■ SHORT EXERCISE: Reply with one number: the count of lines in the records below that hold "title".

Records that describe figures
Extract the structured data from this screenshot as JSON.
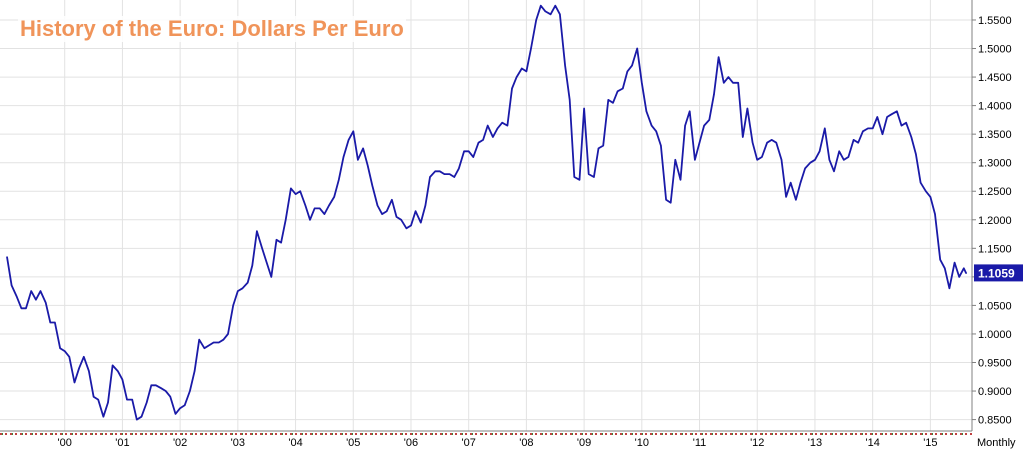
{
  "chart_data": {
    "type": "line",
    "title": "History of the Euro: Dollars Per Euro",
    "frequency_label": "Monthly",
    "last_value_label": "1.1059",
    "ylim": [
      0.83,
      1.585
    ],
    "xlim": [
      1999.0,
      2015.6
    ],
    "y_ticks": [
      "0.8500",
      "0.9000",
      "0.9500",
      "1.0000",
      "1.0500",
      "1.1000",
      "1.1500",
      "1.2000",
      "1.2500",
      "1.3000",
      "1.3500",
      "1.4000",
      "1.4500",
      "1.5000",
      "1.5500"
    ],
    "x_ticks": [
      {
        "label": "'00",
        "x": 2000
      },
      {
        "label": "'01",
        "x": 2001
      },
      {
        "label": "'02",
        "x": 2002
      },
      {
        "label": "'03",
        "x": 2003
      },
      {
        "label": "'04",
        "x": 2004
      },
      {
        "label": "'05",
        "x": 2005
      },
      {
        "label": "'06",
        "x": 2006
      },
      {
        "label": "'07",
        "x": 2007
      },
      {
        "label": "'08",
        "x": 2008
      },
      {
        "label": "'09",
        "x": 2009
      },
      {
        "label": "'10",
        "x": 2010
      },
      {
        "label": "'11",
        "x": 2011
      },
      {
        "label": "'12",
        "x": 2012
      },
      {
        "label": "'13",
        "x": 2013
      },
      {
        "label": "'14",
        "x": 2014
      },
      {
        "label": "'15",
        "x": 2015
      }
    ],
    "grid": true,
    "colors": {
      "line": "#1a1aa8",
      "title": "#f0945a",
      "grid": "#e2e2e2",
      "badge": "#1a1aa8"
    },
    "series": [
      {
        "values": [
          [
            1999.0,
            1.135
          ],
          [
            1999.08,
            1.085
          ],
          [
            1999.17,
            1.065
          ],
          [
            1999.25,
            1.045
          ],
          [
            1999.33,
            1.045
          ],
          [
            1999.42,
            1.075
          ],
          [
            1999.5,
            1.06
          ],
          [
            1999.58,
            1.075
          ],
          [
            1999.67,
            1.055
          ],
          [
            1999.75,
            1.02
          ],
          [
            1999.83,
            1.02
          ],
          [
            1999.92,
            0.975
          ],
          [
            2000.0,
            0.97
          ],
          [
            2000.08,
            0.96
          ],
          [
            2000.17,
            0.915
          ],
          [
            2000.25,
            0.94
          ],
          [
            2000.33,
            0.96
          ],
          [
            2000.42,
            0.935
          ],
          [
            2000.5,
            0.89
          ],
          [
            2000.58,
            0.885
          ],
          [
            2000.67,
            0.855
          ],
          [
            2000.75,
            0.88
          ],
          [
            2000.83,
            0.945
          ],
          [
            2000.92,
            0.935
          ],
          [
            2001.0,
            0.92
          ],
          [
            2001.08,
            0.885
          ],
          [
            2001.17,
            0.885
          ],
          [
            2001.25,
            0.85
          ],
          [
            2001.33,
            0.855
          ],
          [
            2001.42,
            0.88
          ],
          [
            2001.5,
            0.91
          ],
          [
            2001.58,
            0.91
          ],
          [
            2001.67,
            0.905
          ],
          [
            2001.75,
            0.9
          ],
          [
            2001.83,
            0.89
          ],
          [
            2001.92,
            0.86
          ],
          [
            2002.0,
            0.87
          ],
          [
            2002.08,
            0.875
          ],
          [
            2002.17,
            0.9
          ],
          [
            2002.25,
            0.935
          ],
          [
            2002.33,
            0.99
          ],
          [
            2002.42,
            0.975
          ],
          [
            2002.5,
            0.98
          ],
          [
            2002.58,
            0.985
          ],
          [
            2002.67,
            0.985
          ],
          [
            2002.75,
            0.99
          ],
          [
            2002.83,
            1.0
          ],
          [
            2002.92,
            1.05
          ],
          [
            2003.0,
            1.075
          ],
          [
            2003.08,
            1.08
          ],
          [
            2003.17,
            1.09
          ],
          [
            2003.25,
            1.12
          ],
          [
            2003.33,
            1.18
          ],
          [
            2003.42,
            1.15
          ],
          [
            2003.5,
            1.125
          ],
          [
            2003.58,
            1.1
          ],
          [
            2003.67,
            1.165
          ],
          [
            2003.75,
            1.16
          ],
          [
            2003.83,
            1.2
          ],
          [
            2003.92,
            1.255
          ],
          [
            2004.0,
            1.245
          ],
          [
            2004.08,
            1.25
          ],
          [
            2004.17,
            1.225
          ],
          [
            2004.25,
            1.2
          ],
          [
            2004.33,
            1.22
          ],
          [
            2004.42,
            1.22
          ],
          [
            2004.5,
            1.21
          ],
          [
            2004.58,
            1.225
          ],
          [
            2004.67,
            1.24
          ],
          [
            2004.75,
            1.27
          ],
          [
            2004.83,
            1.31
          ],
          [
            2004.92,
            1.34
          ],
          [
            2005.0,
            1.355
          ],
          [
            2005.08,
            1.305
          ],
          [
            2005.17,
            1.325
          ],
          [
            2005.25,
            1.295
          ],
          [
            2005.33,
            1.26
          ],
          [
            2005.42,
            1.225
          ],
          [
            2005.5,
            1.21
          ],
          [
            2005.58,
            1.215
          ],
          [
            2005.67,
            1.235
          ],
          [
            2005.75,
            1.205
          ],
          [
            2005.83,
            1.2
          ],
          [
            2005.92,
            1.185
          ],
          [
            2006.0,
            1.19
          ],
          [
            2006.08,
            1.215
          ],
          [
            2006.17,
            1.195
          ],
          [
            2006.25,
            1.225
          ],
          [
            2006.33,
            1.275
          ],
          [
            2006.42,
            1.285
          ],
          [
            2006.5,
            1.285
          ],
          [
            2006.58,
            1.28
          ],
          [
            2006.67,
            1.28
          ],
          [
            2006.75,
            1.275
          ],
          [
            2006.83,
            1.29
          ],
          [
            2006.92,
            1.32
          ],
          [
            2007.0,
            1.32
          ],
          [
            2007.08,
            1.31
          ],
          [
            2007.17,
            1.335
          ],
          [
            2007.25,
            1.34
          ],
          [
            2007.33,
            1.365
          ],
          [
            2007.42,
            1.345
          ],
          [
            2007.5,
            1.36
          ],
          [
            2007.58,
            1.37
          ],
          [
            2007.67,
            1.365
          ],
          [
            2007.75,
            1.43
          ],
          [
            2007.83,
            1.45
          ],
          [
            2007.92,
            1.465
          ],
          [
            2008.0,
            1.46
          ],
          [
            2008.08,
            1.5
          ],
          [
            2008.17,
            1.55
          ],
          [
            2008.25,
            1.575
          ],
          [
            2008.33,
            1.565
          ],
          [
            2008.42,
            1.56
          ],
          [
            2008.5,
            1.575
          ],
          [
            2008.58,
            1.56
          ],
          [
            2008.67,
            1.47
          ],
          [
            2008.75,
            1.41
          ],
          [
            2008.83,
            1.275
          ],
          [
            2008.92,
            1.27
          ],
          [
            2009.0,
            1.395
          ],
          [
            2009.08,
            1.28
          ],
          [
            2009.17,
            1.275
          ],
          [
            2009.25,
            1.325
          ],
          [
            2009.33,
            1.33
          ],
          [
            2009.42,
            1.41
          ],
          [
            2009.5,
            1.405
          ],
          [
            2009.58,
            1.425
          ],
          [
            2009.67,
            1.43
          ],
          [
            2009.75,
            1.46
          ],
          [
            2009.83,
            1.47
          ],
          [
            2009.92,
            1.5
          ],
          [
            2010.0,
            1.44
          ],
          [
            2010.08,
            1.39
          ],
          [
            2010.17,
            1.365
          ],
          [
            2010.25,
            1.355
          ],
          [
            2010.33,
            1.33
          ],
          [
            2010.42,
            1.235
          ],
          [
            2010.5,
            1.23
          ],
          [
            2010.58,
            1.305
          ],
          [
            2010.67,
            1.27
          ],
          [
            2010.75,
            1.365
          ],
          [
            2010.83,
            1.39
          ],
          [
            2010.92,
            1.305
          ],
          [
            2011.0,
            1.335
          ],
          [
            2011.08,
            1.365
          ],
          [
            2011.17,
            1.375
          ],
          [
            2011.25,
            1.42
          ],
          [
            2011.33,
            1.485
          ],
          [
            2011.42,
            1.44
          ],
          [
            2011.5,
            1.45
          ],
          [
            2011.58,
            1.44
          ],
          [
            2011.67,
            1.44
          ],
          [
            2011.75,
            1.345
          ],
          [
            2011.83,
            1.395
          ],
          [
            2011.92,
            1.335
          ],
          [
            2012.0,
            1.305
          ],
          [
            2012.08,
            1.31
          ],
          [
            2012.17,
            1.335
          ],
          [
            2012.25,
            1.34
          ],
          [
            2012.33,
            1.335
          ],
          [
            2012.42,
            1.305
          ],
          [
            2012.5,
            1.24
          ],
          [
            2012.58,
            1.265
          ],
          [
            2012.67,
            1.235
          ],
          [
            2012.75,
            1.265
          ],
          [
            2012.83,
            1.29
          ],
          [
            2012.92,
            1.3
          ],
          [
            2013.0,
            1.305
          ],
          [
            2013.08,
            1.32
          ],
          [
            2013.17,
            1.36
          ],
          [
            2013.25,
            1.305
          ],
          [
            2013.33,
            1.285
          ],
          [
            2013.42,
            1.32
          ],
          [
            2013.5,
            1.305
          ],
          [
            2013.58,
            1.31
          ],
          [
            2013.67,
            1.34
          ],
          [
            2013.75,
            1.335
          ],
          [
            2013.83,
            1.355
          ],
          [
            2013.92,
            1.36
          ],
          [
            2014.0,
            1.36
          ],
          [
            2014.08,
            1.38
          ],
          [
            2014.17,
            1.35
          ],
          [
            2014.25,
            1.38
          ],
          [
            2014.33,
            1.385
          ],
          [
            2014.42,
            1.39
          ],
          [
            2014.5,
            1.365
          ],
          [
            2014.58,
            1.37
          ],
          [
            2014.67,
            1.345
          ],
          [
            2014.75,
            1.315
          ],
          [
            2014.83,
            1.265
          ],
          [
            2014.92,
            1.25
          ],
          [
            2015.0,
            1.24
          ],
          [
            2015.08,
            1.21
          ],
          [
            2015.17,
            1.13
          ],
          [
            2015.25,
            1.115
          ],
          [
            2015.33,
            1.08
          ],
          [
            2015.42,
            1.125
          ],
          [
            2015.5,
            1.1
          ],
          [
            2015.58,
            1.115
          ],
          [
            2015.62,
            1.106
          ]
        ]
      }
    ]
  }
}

■ COMPLETED TASK: 2